• **WRITTEN PROBLEM**:
In the data below, find every line that has the string "arrow", and copy it.

• **MATERIAL SUPPLIED**:

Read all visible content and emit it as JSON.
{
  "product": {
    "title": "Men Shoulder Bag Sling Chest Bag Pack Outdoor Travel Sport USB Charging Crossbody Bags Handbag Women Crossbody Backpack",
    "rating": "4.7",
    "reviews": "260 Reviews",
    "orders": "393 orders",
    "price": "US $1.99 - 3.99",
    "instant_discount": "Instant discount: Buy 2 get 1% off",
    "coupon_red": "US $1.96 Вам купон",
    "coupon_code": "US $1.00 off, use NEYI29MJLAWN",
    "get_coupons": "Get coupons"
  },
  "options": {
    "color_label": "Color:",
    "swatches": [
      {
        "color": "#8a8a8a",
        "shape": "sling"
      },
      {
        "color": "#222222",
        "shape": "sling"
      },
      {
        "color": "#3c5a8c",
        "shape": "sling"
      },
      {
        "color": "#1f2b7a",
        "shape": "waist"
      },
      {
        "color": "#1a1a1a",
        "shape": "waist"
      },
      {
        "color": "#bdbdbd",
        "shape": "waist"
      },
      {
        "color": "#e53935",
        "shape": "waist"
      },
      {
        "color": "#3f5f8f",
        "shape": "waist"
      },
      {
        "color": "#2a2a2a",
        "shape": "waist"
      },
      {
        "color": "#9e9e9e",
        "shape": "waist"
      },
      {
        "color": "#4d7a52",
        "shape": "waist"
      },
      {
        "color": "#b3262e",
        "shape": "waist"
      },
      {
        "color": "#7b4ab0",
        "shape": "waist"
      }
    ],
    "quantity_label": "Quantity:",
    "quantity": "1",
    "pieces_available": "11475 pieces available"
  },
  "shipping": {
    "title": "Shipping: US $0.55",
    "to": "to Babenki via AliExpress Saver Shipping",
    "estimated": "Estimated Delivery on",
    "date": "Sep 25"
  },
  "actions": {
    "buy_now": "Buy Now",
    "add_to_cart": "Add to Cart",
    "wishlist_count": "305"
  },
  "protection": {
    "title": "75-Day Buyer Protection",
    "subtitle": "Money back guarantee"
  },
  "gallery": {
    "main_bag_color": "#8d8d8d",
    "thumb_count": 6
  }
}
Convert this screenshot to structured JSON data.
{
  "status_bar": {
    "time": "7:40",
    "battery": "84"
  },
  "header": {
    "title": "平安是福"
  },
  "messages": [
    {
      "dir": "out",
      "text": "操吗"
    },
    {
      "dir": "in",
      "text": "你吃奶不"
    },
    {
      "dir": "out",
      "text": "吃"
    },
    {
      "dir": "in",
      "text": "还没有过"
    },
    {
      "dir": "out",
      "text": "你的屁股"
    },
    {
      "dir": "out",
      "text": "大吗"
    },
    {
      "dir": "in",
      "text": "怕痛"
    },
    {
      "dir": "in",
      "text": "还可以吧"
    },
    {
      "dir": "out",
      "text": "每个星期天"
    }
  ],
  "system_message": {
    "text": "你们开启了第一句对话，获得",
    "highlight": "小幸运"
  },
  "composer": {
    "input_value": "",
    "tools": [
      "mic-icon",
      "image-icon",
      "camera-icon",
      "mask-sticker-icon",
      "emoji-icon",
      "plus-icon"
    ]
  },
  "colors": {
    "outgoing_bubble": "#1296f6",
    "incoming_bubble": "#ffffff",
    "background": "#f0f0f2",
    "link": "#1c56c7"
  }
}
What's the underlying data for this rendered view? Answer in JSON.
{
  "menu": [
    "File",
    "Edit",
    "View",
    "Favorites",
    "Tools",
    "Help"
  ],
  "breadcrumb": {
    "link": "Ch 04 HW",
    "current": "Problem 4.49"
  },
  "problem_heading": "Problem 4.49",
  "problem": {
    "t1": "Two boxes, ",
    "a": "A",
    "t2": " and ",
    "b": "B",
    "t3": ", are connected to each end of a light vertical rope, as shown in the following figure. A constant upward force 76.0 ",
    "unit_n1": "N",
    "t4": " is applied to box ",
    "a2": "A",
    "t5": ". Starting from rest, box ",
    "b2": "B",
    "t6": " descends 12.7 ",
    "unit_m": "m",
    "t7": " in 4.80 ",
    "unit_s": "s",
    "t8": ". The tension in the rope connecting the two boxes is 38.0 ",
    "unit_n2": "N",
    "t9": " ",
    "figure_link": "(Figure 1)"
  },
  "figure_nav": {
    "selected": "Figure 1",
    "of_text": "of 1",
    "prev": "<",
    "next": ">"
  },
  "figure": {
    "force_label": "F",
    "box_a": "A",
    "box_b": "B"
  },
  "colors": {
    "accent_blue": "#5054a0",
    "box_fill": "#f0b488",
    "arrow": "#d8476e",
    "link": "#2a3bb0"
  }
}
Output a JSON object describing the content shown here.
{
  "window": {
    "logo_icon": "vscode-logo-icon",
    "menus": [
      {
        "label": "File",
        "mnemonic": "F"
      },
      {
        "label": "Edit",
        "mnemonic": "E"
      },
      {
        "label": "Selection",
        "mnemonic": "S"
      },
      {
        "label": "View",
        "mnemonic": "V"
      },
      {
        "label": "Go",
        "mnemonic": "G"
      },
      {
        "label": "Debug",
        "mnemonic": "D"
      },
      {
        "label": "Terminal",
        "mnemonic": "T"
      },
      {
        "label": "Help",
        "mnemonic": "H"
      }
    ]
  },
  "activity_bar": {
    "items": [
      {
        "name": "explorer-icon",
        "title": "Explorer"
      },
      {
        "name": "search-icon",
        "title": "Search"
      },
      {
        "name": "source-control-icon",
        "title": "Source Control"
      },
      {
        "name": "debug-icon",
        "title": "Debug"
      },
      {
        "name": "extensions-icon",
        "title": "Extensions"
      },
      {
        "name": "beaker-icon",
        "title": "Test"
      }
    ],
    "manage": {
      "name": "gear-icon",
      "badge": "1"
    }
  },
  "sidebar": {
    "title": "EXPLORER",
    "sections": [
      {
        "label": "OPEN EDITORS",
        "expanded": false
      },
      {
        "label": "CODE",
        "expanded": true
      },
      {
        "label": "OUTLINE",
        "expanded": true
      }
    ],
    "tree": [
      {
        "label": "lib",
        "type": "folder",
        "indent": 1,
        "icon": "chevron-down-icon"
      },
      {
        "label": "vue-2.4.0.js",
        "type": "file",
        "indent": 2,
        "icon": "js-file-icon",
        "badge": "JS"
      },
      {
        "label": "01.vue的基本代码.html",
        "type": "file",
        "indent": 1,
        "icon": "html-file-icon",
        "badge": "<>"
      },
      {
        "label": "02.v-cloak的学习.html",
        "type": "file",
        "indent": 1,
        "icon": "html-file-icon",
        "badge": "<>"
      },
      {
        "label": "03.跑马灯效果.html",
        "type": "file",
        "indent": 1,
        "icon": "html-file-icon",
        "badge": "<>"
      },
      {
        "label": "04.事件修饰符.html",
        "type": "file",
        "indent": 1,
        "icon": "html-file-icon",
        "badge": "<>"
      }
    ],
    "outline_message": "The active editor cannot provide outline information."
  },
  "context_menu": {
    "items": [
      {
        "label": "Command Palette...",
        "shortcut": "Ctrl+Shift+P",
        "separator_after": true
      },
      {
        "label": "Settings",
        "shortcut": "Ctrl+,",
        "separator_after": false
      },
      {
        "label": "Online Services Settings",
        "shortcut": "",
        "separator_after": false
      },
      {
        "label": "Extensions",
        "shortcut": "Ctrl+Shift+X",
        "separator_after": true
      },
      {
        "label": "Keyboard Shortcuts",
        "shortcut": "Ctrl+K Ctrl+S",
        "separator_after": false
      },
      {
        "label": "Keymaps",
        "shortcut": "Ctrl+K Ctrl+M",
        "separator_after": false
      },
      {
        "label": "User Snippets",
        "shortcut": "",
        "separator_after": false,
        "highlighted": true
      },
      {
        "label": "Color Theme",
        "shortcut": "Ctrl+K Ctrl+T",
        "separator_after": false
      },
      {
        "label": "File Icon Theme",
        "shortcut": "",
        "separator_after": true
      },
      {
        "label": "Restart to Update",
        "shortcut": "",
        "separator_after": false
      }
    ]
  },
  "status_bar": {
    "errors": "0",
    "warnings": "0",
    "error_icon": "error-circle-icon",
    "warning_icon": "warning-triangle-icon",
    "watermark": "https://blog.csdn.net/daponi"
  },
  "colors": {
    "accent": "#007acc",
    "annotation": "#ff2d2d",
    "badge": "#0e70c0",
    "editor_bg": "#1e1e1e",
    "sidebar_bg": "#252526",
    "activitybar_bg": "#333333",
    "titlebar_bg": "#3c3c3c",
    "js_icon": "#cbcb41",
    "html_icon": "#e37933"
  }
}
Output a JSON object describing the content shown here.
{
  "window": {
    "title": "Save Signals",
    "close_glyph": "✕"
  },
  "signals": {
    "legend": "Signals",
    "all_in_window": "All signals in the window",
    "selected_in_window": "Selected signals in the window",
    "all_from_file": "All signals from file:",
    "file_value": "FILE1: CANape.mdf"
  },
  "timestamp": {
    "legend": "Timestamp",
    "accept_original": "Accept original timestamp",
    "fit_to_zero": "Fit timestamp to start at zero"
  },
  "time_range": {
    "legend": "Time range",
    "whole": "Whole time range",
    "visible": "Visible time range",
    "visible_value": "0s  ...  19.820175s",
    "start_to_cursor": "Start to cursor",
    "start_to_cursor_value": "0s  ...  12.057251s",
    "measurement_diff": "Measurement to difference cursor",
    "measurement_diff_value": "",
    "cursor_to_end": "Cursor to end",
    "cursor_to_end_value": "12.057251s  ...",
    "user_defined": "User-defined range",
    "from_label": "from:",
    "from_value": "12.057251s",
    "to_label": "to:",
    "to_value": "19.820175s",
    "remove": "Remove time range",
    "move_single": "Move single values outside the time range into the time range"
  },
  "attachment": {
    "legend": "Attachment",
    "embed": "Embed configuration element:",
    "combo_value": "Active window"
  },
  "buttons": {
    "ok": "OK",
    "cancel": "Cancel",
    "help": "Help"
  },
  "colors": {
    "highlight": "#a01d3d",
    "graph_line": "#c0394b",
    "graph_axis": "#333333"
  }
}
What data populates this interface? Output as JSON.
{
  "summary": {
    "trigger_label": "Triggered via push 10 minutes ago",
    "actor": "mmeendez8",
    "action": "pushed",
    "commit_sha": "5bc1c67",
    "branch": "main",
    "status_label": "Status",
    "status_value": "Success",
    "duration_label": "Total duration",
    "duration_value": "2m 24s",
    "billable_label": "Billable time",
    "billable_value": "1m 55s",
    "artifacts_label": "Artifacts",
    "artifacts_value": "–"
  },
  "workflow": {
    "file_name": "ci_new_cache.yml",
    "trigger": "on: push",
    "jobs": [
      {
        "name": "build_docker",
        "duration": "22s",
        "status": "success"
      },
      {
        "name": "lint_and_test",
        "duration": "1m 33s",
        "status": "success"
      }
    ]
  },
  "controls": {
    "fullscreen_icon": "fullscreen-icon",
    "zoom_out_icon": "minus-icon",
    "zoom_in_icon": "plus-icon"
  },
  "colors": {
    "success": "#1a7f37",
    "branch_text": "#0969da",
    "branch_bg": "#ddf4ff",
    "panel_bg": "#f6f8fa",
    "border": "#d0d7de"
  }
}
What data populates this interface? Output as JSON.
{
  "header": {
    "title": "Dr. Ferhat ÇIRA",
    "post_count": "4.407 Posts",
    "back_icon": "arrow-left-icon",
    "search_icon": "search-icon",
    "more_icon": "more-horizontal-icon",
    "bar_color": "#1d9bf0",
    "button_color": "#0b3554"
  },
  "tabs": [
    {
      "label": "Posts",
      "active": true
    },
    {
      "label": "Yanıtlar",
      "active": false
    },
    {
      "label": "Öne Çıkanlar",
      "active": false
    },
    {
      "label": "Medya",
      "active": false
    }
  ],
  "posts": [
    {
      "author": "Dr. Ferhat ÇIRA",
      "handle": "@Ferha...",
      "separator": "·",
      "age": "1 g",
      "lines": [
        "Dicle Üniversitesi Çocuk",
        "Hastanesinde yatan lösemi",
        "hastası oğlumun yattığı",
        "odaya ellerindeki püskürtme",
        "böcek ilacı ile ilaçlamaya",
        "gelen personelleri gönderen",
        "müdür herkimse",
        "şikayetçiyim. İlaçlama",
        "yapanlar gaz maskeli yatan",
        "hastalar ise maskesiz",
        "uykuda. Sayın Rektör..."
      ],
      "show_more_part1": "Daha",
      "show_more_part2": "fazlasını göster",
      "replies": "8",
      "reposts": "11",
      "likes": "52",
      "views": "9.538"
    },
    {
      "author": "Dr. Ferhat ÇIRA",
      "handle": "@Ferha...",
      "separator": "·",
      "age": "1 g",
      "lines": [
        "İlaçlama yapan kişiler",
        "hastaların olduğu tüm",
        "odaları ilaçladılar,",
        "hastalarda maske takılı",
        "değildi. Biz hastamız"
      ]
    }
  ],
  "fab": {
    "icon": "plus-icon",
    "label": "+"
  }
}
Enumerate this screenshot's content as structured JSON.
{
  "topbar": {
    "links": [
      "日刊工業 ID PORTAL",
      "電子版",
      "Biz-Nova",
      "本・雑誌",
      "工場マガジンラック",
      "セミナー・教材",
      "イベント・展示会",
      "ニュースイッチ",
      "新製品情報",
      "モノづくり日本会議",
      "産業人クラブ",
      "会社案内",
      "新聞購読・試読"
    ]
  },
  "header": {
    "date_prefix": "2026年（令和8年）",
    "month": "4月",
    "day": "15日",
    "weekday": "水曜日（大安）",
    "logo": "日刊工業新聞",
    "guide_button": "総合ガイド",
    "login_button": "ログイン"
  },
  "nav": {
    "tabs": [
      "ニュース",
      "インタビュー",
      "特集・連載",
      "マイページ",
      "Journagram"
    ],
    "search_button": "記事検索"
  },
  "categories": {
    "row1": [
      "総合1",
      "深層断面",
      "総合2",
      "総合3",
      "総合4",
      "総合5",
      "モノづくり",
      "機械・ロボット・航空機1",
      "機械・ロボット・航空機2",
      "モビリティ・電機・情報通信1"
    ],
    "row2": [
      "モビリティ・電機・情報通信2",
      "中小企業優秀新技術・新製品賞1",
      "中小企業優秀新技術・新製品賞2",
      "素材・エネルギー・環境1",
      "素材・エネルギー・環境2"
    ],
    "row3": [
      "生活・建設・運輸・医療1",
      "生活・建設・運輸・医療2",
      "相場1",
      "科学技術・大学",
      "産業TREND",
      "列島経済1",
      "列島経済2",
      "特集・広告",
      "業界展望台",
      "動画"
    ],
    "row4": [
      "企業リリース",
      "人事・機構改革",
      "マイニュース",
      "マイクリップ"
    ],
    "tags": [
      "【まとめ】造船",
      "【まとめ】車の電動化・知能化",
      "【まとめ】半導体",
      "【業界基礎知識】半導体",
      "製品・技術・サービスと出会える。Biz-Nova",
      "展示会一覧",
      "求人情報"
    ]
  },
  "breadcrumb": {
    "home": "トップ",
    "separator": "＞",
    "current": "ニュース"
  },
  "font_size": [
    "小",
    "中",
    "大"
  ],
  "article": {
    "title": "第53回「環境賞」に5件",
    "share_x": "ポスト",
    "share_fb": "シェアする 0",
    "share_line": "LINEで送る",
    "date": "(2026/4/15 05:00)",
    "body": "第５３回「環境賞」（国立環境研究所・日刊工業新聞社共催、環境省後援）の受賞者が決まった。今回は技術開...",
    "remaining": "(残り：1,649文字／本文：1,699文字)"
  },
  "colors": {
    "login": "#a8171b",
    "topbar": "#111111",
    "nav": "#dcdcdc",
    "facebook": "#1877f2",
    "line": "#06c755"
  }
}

• **SOLUTION FOR THIS EXERCISE**:
    "arrow": "#d8476e",
    "back_icon": "arrow-left-icon",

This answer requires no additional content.